* _Job_:
Transcribe the material verbatim in full; the pictures do not belong in the copy.

* _Data in this exercise_:

>> start

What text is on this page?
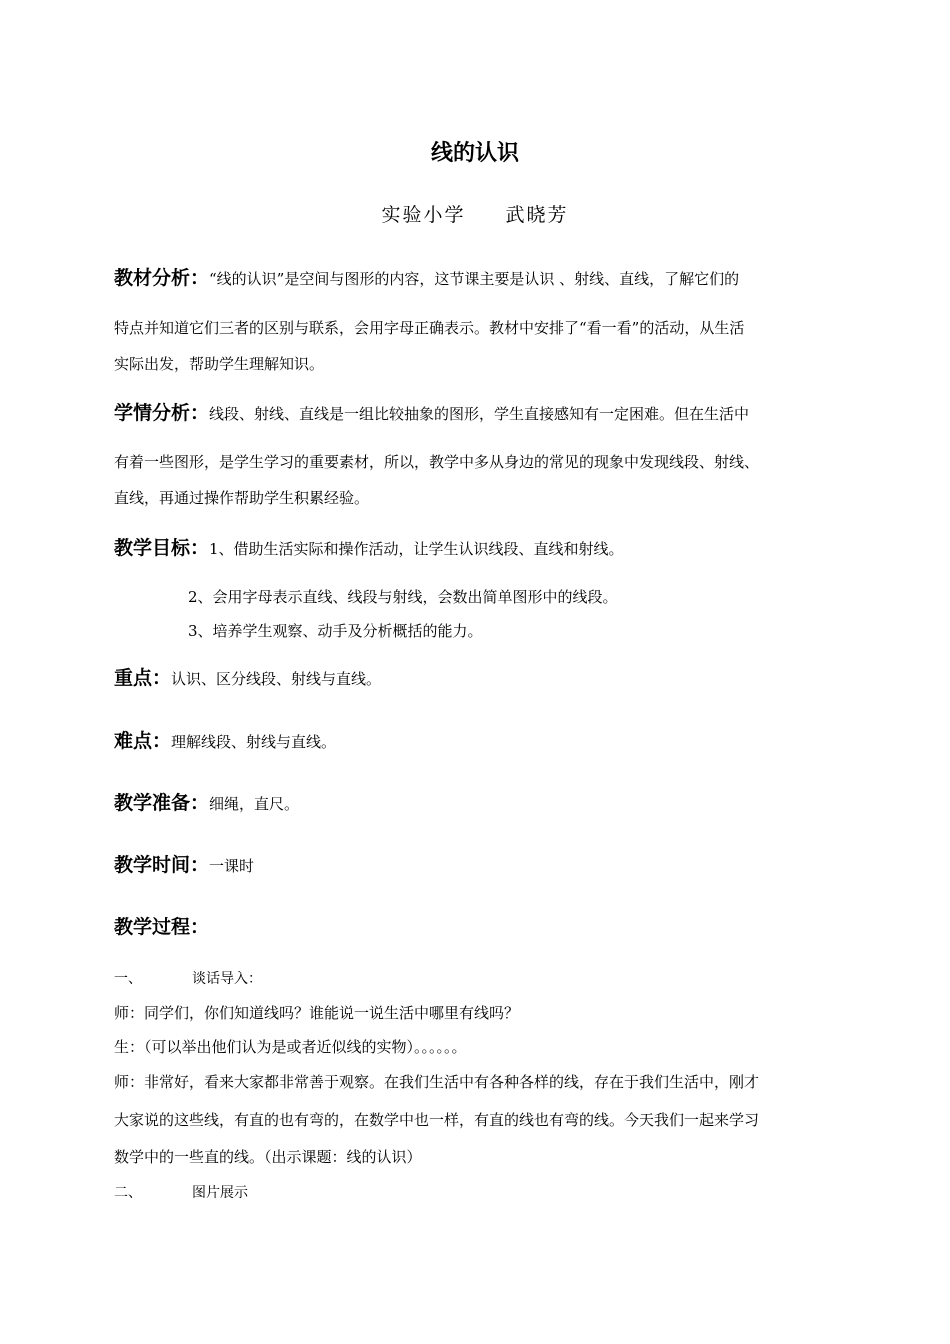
线的认识
实验小学 武晓芳
教材分析：“线的认识”是空间与图形的内容，这节课主要是认识 、射线、直线，了解它们的
特点并知道它们三者的区别与联系，会用字母正确表示。教材中安排了“看一看”的活动，从生活
实际出发，帮助学生理解知识。
学情分析：线段、射线、直线是一组比较抽象的图形，学生直接感知有一定困难。但在生活中
有着一些图形，是学生学习的重要素材，所以，教学中多从身边的常见的现象中发现线段、射线、
直线，再通过操作帮助学生积累经验。
教学目标：1、借助生活实际和操作活动，让学生认识线段、直线和射线。
2、会用字母表示直线、线段与射线，会数出简单图形中的线段。
3、培养学生观察、动手及分析概括的能力。
重点：认识、区分线段、射线与直线。
难点：理解线段、射线与直线。
教学准备：细绳，直尺。
教学时间：一课时
教学过程：
一、	谈话导入：
师：同学们，你们知道线吗？谁能说一说生活中哪里有线吗？
生：（可以举出他们认为是或者近似线的实物）。。。。。。
师：非常好，看来大家都非常善于观察。在我们生活中有各种各样的线，存在于我们生活中，刚才
大家说的这些线，有直的也有弯的，在数学中也一样，有直的线也有弯的线。今天我们一起来学习
数学中的一些直的线。（出示课题：线的认识）
二、	图片展示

>> end

* _Response_:
What text is on this page?
线的认识
实验小学 武晓芳
教材分析：“线的认识”是空间与图形的内容，这节课主要是认识 、射线、直线，了解它们的
特点并知道它们三者的区别与联系，会用字母正确表示。教材中安排了“看一看”的活动，从生活
实际出发，帮助学生理解知识。
学情分析：线段、射线、直线是一组比较抽象的图形，学生直接感知有一定困难。但在生活中
有着一些图形，是学生学习的重要素材，所以，教学中多从身边的常见的现象中发现线段、射线、
直线，再通过操作帮助学生积累经验。
教学目标：1、借助生活实际和操作活动，让学生认识线段、直线和射线。
2、会用字母表示直线、线段与射线，会数出简单图形中的线段。
3、培养学生观察、动手及分析概括的能力。
重点：认识、区分线段、射线与直线。
难点：理解线段、射线与直线。
教学准备：细绳，直尺。
教学时间：一课时
教学过程：
一、	谈话导入：
师：同学们，你们知道线吗？谁能说一说生活中哪里有线吗？
生：（可以举出他们认为是或者近似线的实物）。。。。。。
师：非常好，看来大家都非常善于观察。在我们生活中有各种各样的线，存在于我们生活中，刚才
大家说的这些线，有直的也有弯的，在数学中也一样，有直的线也有弯的线。今天我们一起来学习
数学中的一些直的线。（出示课题：线的认识）
二、	图片展示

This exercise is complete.